Obiettivo A » Ricopia senza modifiche le voci dalla prima fino alla riga che contiene "table-row: BAdjust blue", comprese entrambe.

Brano »
- - - - - - -
Antifascisti molfettesi e ragazzi di Salò
Perché non se ne perda la memoria
Pubblichiamo, per gentile concessione dell’autore, uno stralcio del lavoro del prof. Lorenzo Palumbo su episodi e personaggi della nostra storia recente
Su Giovanni Pansini e il figlio Tiberio ha fornito notizie essenziali Ignazio Pansini in un succoso articolo, “Gli antifascisti molfettesi nel casellario politico del regime”, inserito in questo periodico nel maggio 1995. Sulla scorta di documenti dell’archivio privato dello stesso Ignazio Pansini, generosamente messi a mia disposizione, non è forse superfluo ritornare ora con maggiori dettagli su Tiberio Pansini, avendone del padre già diffusamente trattato Katia Massara nel volume “Il popolo al confino - La peresecuzione fascista in Puglia”.
Nel corso dei cinque anni di confino, scontati a Ponza e a Ventotene, Giovanni Pansini fu spesso visitato dal figlio Tiberio, della cui attività giovanile diede un cenno Paolo Spriano nella sua “Storia del partito comunista italiano”. Tiberio, che era nato il 31 luglio 1917, finì col diventare corriere dei confinati. Successivamente egli aderì al Partito comunista e nel periodo della resistenza ebbe il grado di tenente colonnello della seconda Divisione “Garibaldi”, attiva in Valtellina e Valsassina.
Fu fucilato due settimane prima del 25 aprile 1945 da bande repubblichine a Castione di Sondrio. Il padre ne diede notizia ai parenti molfettesi in una lettera del 28 giugno 1945 che qui di seguito si riassume.
- - - - - - -
Voci in ingresso »

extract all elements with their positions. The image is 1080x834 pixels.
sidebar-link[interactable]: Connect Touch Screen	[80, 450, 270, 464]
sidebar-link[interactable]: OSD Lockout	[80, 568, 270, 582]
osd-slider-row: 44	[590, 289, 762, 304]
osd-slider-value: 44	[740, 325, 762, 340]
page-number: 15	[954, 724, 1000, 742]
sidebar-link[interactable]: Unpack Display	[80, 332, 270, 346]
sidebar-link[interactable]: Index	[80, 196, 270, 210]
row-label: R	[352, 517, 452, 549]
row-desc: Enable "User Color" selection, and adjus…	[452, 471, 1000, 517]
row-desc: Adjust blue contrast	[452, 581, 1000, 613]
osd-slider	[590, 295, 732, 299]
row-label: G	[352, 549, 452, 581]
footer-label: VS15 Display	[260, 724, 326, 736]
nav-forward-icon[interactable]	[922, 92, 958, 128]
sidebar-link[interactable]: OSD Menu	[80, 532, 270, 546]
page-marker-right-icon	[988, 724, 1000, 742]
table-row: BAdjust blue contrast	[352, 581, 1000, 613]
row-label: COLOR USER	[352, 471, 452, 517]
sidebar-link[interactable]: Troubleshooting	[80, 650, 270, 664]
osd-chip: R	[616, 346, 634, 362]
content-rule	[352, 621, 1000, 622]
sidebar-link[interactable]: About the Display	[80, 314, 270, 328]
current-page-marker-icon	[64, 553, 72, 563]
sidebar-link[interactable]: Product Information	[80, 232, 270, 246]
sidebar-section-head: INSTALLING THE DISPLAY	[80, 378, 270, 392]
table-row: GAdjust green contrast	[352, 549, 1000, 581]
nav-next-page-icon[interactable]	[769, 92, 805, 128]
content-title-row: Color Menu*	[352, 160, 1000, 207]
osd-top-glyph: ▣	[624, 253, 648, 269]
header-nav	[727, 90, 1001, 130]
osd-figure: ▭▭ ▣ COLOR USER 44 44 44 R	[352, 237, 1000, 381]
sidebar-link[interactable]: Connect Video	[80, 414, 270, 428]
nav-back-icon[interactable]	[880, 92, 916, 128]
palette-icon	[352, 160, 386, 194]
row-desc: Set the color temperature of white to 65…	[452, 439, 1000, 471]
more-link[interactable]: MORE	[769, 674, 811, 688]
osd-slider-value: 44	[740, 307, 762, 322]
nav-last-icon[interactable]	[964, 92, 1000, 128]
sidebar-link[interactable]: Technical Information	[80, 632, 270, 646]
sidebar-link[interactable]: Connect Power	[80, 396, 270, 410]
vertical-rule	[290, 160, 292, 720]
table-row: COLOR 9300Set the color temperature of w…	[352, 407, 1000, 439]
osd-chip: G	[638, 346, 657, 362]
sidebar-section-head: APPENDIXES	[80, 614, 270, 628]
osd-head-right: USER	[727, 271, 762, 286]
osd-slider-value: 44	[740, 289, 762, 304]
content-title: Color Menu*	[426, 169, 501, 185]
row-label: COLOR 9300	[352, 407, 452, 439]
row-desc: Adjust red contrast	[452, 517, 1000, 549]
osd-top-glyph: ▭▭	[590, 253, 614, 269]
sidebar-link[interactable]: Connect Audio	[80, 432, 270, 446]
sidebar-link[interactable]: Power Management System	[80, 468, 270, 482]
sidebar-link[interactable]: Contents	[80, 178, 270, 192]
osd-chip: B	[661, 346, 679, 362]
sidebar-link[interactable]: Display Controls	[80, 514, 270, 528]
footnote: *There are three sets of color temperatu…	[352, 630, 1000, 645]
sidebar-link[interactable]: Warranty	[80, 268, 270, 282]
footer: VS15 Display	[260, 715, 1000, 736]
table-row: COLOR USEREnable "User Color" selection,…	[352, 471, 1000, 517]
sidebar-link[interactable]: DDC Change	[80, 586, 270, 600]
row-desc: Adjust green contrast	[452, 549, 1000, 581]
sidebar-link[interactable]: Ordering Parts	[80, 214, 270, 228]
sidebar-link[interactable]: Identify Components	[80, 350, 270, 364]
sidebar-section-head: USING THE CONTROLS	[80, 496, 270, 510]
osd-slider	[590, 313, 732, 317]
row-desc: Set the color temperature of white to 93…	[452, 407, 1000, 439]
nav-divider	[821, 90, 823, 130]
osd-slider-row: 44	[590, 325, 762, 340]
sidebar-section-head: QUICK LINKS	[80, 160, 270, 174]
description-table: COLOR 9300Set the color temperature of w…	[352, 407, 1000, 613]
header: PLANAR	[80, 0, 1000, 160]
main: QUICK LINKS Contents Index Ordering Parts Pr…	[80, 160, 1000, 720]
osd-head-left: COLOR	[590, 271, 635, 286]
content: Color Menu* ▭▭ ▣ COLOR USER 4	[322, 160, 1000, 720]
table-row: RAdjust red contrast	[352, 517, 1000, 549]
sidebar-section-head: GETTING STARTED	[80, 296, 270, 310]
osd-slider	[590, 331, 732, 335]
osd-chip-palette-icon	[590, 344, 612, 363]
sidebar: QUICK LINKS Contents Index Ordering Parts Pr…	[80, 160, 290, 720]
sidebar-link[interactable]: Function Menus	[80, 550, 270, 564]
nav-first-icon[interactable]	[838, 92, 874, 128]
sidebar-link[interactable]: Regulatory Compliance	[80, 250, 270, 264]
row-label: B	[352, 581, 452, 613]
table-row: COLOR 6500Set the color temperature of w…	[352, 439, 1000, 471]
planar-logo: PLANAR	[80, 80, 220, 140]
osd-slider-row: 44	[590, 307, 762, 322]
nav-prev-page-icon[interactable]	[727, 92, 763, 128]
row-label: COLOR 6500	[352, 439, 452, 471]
- - - - - - -
Obiettivo B » Secondo il brano, quale grado ebbe Tiberio Pansini durante la resistenza?

Soluzione completa A »
extract all elements with their positions. The image is 1080x834 pixels.
sidebar-link[interactable]: Connect Touch Screen	[80, 450, 270, 464]
sidebar-link[interactable]: OSD Lockout	[80, 568, 270, 582]
osd-slider-row: 44	[590, 289, 762, 304]
osd-slider-value: 44	[740, 325, 762, 340]
page-number: 15	[954, 724, 1000, 742]
sidebar-link[interactable]: Unpack Display	[80, 332, 270, 346]
sidebar-link[interactable]: Index	[80, 196, 270, 210]
row-label: R	[352, 517, 452, 549]
row-desc: Enable "User Color" selection, and adjus…	[452, 471, 1000, 517]
row-desc: Adjust blue contrast	[452, 581, 1000, 613]
osd-slider	[590, 295, 732, 299]
row-label: G	[352, 549, 452, 581]
footer-label: VS15 Display	[260, 724, 326, 736]
nav-forward-icon[interactable]	[922, 92, 958, 128]
sidebar-link[interactable]: OSD Menu	[80, 532, 270, 546]
page-marker-right-icon	[988, 724, 1000, 742]
table-row: BAdjust blue contrast	[352, 581, 1000, 613]

Soluzione completa B » Tenente colonnello della seconda Divisione "Garibaldi".